Consigne écrite 1
Recopiez le passage de l'extrait sur la mode compris entre « Rushemy Botter et » et « show, et rationaliser. », bornes incluses.

Extrait fourni
****************************************
Upcycler et rendre accessible
Quand je faisais mes collaborations, 195 au cours de ma carrière, je ne savais pas encore que la mode s’en emparerait à ce point. C’est ça le futur : une créative subversion, quand un petit label peut être aux avant-postes du marketing. C’est passionnant. Et ce n’est pas en trompe-l’œil, c’est la naissance d’une nouvelle industrie. J’ai toujours eu une carrière un peu alternative, à l’origine du détournement. On sent que ce qui caractérise la nouvelle génération, c’est une exploration du sens et de l’histoire, avec une dimension sociétale. Ils ne font pas que de l’image. Chez Benetton, j’ai l’ambition de donner accès à la création à des gens qui ne l’ont jamais eu. Nous développons des aspects concrets de la durabilité (déjà ancrée depuis 30 ans dans la maison), tout en calibrant des prix accessibles. Mon prochain projet est de participer à cette nouvelle émergence de jeunes créateurs. Pour qu’ils produisent des collections accessibles à leur propre génération. »
Rushemy Botter et Lisi Herrebrugh, directeurs artistiques de BOTTER et de Nina Ricci
« Cette réflexion est à la base de notre travail depuis toujours. Nous n’avons jamais joué le jeu de la surproduction. Nous avons créé notre marque avec la conscience que nous ne devions pas nous disperser, pour garder une créativité concentrée. C’est ce que nous avons appris à l’Académie* : penser une silhouette, visualiser la collection, le show, et rationaliser.
Face à la concurrence des réseaux sociaux, ce qui était “old school” devient “new school”, c’est-à-dire que l’ancienne garde apprend de la nouvelle, qui est éveillée, et avisée qu’il est désormais obligatoire de travailler de façon responsable, de ne pas gâcher toutes nos ressources. Arrêter la mode qui n’a pas de sens, afin de laisser une trace. C’est peut-être une conception idéaliste, mais on doit faire évoluer un état d’esprit. Botter et Nina Ricci grandissent différemment, mais avec une inspiration consciente, cohérente et complémentaire.
****************************************
Annotations des éléments de la page
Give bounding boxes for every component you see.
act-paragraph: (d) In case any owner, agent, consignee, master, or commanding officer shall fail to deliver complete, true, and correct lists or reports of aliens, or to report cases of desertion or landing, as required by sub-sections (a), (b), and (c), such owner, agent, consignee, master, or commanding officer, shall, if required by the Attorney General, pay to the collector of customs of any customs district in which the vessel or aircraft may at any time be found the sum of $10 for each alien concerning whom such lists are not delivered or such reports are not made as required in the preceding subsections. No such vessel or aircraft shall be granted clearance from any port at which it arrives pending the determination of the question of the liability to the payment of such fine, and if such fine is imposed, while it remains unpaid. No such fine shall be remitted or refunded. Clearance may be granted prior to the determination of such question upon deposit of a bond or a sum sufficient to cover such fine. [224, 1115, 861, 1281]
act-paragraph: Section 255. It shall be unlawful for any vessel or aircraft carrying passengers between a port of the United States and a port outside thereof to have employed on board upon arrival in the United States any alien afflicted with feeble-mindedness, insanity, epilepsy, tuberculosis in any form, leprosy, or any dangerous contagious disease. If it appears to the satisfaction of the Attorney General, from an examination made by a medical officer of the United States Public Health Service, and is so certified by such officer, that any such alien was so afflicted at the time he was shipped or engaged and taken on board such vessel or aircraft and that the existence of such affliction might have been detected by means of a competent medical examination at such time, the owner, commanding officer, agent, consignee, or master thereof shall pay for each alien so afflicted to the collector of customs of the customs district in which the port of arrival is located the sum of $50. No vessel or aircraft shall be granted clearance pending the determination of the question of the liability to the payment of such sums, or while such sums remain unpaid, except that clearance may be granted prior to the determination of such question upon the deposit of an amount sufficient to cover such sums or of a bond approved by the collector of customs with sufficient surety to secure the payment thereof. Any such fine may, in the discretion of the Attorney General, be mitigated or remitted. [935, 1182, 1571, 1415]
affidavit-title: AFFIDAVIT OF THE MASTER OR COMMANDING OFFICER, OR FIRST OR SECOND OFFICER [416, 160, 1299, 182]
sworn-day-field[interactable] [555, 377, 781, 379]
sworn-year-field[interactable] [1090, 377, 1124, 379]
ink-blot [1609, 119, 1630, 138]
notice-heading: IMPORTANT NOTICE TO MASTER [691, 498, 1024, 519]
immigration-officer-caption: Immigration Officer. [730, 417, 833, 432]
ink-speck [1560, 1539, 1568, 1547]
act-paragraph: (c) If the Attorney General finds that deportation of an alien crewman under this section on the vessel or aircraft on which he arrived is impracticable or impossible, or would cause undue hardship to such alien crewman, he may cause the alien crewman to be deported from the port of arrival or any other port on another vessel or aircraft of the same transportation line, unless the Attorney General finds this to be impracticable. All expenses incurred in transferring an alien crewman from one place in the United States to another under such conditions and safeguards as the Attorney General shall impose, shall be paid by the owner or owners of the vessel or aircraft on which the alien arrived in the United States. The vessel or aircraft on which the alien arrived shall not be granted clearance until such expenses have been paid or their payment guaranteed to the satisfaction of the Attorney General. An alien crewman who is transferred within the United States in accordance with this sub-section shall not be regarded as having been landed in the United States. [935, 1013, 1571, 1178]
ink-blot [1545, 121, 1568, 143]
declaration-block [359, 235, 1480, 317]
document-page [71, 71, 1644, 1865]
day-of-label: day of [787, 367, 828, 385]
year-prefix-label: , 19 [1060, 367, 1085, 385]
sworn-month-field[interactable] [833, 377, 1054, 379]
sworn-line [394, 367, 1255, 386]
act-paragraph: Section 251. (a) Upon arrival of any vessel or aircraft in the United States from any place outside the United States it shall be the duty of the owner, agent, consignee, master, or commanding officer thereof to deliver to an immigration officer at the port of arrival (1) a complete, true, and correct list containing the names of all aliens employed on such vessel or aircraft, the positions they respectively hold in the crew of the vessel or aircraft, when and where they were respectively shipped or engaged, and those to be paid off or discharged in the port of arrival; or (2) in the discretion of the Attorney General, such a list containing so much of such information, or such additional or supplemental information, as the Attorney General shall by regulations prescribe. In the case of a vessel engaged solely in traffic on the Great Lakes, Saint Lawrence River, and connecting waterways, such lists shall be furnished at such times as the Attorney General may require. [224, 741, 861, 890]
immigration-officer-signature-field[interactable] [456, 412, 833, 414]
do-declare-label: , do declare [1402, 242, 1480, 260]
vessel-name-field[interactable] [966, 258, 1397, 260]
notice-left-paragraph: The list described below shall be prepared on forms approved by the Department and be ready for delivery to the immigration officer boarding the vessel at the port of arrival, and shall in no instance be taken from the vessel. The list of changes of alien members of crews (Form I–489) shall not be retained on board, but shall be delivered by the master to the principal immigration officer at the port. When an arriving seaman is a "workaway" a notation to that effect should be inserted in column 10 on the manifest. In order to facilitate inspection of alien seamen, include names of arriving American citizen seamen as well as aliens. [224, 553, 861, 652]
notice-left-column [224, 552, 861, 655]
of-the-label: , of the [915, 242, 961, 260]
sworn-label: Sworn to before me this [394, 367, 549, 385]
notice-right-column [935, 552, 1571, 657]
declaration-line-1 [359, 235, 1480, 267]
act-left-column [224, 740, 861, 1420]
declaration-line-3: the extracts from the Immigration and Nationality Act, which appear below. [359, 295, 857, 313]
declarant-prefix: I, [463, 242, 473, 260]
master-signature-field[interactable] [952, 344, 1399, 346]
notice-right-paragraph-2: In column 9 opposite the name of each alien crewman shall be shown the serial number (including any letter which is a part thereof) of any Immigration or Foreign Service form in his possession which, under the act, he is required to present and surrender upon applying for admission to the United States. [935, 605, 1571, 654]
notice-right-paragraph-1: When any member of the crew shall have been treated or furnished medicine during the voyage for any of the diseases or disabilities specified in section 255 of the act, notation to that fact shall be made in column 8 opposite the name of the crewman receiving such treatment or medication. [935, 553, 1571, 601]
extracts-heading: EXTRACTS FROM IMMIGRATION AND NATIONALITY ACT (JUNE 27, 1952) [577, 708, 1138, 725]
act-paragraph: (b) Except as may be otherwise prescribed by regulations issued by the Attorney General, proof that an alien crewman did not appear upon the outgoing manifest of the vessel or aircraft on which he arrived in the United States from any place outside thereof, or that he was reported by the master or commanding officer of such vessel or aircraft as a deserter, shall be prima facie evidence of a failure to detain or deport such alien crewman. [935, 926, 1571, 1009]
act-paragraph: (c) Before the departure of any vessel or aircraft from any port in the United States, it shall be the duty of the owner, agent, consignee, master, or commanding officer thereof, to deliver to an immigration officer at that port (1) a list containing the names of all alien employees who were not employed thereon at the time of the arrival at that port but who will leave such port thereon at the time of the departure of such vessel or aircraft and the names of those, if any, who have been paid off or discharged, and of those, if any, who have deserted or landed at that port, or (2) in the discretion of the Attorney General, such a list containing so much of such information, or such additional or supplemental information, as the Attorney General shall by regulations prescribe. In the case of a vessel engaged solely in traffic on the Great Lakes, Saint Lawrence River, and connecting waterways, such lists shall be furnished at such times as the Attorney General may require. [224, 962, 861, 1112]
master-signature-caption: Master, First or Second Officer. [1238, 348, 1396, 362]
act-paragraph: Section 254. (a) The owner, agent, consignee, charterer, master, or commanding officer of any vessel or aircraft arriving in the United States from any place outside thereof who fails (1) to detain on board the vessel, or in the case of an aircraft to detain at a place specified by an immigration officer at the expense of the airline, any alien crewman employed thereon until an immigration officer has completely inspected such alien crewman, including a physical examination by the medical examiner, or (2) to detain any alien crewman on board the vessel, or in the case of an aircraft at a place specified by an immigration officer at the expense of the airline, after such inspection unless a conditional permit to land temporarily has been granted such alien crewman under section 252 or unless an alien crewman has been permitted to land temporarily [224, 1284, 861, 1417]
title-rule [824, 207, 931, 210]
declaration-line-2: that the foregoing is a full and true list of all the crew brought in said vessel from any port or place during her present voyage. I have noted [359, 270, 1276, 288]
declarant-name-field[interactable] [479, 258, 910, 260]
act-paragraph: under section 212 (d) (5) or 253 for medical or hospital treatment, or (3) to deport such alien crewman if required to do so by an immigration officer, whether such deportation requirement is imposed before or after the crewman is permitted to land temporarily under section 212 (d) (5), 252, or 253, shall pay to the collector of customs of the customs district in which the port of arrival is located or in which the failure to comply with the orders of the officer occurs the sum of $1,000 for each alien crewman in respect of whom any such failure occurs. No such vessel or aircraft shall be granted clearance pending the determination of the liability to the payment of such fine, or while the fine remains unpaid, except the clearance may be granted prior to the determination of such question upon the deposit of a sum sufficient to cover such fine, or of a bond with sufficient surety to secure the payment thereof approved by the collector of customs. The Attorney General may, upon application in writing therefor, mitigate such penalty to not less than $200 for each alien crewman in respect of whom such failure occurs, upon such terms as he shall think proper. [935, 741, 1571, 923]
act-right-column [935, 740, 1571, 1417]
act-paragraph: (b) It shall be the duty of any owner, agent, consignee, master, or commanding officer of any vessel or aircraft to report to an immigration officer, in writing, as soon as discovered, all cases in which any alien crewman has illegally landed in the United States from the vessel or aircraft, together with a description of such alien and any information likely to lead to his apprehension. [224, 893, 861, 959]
****************************************
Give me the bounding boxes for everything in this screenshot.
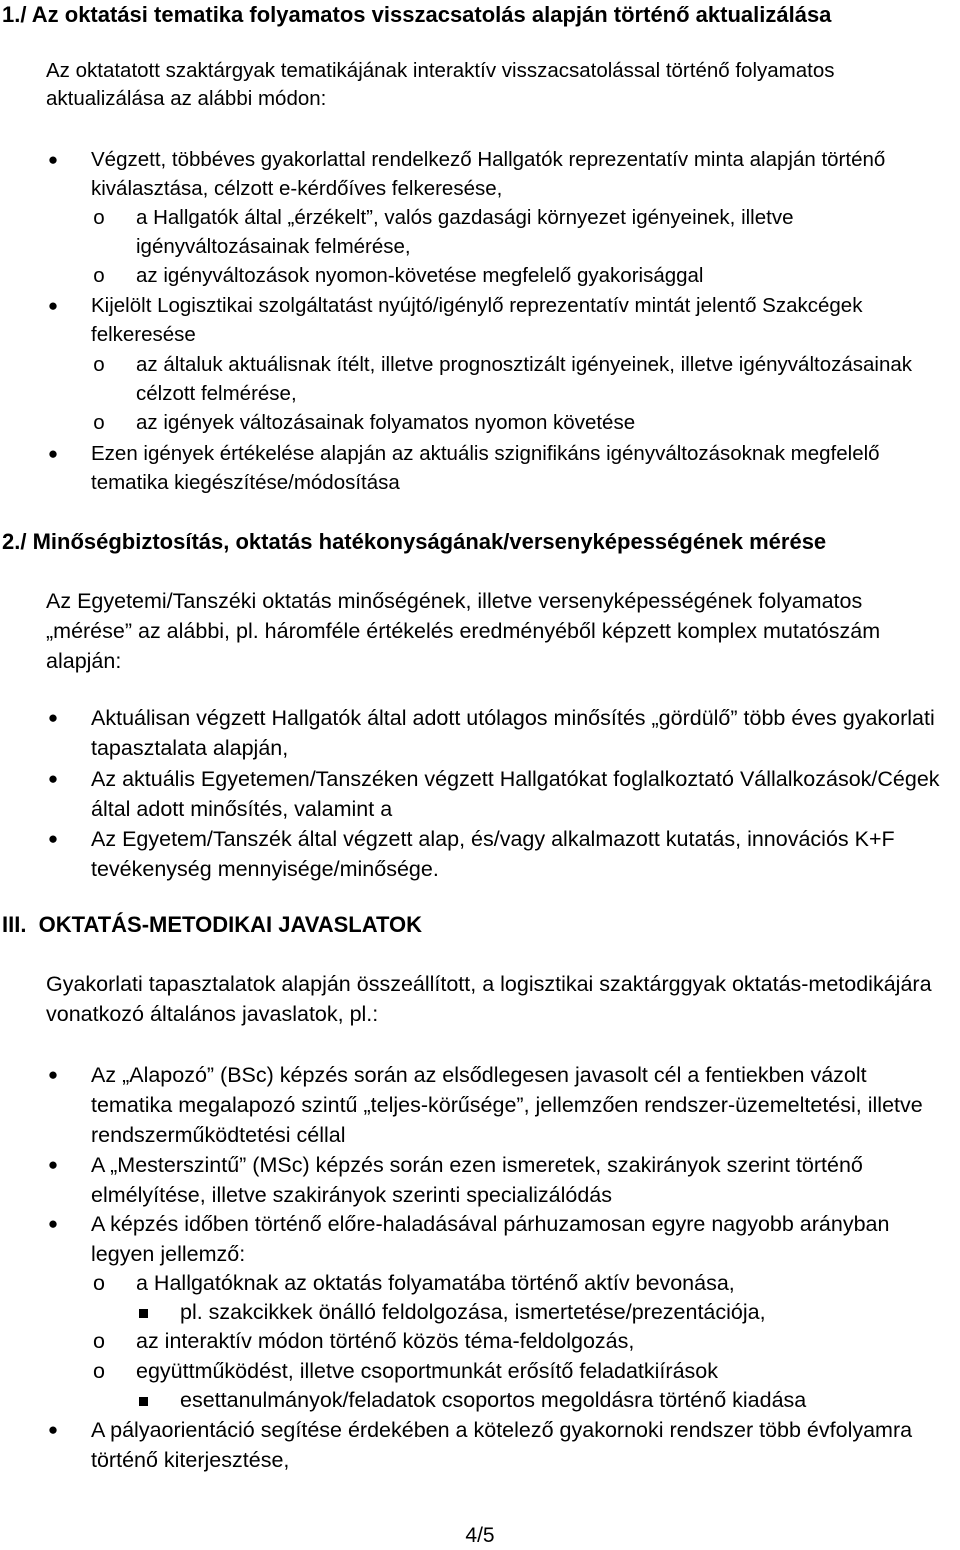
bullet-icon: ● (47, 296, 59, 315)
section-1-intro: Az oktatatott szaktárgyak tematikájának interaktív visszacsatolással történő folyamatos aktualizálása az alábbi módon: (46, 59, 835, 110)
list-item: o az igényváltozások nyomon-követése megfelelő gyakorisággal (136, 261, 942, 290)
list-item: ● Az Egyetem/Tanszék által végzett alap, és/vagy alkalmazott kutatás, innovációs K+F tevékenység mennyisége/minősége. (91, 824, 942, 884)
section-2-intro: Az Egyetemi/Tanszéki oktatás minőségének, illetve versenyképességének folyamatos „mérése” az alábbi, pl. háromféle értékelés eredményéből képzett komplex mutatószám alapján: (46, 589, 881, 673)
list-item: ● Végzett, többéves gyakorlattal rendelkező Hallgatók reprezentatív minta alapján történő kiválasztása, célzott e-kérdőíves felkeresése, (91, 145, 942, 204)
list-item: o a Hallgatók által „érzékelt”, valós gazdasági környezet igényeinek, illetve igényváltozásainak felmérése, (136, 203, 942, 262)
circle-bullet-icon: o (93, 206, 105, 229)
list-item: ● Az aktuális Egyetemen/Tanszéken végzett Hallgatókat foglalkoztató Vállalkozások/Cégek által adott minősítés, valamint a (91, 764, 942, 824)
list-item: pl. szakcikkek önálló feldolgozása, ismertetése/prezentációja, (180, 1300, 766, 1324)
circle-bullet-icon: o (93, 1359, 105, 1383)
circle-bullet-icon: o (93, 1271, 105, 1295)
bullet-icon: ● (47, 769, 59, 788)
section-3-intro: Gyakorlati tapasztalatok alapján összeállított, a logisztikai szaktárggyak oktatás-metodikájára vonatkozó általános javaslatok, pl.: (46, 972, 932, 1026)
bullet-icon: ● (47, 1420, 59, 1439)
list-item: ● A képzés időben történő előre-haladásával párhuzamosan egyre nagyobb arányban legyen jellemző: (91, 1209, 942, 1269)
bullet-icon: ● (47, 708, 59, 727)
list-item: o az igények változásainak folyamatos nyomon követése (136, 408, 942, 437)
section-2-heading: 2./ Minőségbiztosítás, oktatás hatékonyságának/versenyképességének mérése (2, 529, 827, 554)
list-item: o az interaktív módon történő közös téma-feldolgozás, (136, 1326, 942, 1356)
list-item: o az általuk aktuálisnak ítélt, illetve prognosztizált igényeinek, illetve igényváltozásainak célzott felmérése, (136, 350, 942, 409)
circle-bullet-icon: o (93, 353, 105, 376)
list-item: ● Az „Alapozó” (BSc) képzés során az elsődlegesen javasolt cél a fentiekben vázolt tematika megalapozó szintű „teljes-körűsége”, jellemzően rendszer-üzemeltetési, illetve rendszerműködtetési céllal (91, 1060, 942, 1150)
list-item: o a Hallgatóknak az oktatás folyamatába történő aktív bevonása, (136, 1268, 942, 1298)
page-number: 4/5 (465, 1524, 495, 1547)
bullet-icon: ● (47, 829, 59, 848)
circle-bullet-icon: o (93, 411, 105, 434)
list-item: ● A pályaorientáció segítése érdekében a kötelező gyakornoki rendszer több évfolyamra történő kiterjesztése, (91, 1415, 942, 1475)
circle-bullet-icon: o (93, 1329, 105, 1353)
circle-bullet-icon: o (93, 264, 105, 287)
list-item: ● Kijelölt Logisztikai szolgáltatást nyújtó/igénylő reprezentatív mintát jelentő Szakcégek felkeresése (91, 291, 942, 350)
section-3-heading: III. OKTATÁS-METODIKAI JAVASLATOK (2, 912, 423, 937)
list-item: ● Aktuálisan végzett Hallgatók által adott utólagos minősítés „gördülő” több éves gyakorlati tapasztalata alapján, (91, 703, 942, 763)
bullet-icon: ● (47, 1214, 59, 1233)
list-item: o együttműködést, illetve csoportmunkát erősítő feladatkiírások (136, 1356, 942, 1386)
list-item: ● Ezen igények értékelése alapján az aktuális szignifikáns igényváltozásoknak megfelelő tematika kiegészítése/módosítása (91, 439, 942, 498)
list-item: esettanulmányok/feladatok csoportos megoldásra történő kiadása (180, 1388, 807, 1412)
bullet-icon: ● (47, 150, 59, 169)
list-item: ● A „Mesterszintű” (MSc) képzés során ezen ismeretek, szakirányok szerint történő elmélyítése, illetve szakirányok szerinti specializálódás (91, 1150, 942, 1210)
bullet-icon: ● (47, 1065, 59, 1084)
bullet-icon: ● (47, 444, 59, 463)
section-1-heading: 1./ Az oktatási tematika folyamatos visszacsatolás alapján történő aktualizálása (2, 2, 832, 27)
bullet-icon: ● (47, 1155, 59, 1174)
****************************************
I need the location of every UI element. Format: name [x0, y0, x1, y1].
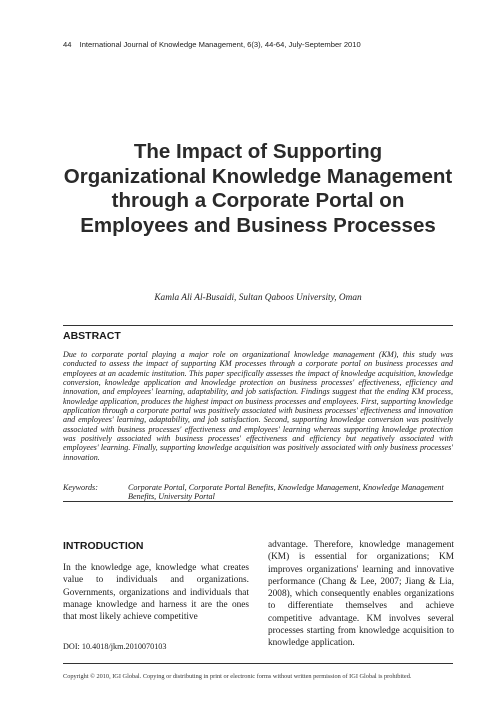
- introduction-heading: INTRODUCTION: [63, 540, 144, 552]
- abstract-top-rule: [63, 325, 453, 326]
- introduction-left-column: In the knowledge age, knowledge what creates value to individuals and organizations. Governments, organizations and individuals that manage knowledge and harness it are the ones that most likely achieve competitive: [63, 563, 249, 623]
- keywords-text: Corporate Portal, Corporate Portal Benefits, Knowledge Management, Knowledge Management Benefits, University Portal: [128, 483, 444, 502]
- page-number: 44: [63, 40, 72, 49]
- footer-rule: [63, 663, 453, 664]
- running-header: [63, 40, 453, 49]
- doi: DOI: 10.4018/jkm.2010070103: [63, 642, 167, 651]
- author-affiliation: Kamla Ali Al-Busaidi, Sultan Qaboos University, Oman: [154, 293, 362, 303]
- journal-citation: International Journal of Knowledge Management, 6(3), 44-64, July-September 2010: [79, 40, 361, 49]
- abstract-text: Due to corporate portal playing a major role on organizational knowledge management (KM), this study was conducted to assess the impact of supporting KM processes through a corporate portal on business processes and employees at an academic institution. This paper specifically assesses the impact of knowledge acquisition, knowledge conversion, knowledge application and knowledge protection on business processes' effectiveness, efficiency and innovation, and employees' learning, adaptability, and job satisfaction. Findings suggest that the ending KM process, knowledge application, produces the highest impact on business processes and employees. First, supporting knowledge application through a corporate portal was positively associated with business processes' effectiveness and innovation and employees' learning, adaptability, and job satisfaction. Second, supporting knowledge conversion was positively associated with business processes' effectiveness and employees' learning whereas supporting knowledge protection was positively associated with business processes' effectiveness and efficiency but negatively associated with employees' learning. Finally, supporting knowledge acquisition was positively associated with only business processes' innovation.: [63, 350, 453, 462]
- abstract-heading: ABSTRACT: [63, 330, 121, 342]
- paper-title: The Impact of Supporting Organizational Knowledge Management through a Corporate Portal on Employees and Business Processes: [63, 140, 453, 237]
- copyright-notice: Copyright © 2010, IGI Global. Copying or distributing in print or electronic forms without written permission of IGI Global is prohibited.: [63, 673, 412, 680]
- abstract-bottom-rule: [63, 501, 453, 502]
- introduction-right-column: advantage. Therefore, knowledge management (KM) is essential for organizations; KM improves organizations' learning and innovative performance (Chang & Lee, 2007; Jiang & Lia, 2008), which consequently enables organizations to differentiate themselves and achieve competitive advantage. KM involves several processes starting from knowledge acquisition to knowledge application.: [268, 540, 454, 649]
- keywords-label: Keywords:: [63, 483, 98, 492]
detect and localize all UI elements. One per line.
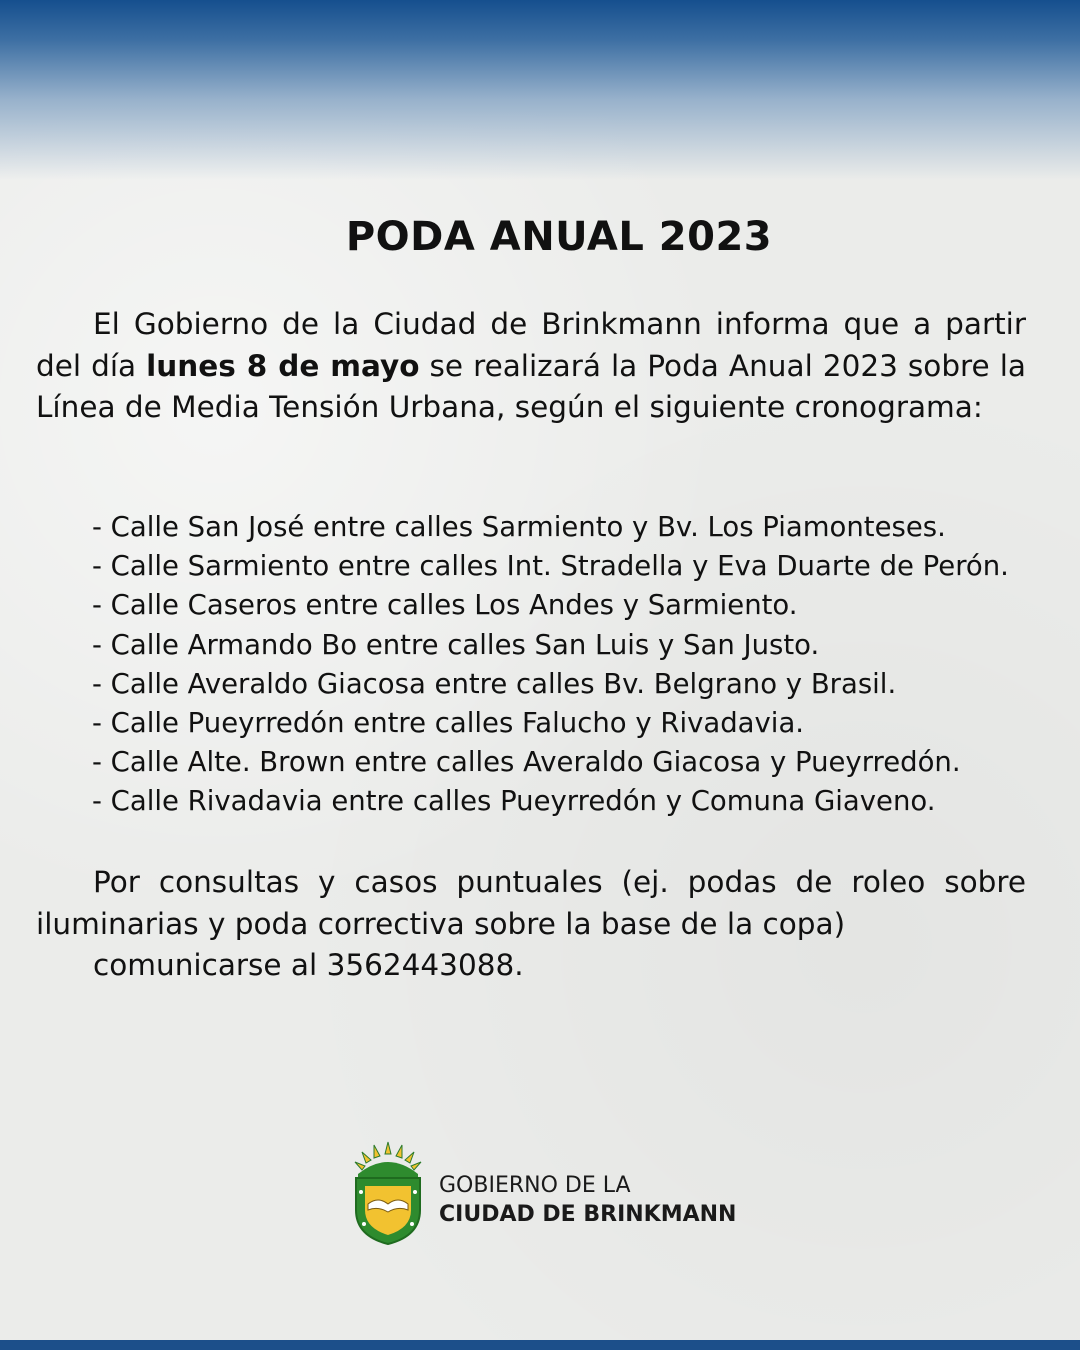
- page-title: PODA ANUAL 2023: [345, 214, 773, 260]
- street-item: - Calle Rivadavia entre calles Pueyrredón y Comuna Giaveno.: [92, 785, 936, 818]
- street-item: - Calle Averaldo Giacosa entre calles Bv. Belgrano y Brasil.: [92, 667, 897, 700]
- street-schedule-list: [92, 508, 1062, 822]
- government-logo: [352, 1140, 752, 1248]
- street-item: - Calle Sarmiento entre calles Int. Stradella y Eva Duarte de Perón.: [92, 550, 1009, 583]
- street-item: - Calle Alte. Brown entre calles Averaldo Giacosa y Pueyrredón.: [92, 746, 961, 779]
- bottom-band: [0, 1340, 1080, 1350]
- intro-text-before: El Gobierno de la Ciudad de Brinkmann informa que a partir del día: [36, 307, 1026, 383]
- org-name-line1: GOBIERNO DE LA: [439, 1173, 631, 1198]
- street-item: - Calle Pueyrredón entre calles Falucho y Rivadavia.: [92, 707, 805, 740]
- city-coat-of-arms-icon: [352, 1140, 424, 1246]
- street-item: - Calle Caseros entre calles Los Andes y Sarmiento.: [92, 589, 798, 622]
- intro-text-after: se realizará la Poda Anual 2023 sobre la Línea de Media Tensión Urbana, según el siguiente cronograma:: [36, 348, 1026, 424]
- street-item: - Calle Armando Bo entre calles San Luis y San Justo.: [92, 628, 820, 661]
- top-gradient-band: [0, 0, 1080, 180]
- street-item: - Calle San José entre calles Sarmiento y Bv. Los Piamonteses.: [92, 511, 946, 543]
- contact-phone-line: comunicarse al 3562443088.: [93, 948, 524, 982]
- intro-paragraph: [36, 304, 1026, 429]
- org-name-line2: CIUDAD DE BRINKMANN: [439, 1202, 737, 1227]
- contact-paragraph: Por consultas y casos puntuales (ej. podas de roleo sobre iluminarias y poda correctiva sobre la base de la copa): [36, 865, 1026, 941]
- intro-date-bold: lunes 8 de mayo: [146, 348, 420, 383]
****************************************
Consigne écrite 2
Parmi les lignes de données ci-dessus, réécrivez à l'identique, s'il vous plaît, celles qui vont de la ligne contenant « - introduction-heading: INTRODUCTION: [63, 540, 144, 552] » à la ligne contenant « - abstract-top-rule: [63, 325, 453, 326] », ces deux lignes comprises.

Résultat 1
Rushemy Botter et Lisi Herrebrugh, directeurs artistiques de BOTTER et de Nina Ricci
« Cette réflexion est à la base de notre travail depuis toujours. Nous n’avons jamais joué le jeu de la surproduction. Nous avons créé notre marque avec la conscience que nous ne devions pas nous disperser, pour garder une créativité concentrée. C’est ce que nous avons appris à l’Académie* : penser une silhouette, visualiser la collection, le show, et rationaliser.

Résultat 2
- introduction-heading: INTRODUCTION: [63, 540, 144, 552]
- abstract-top-rule: [63, 325, 453, 326]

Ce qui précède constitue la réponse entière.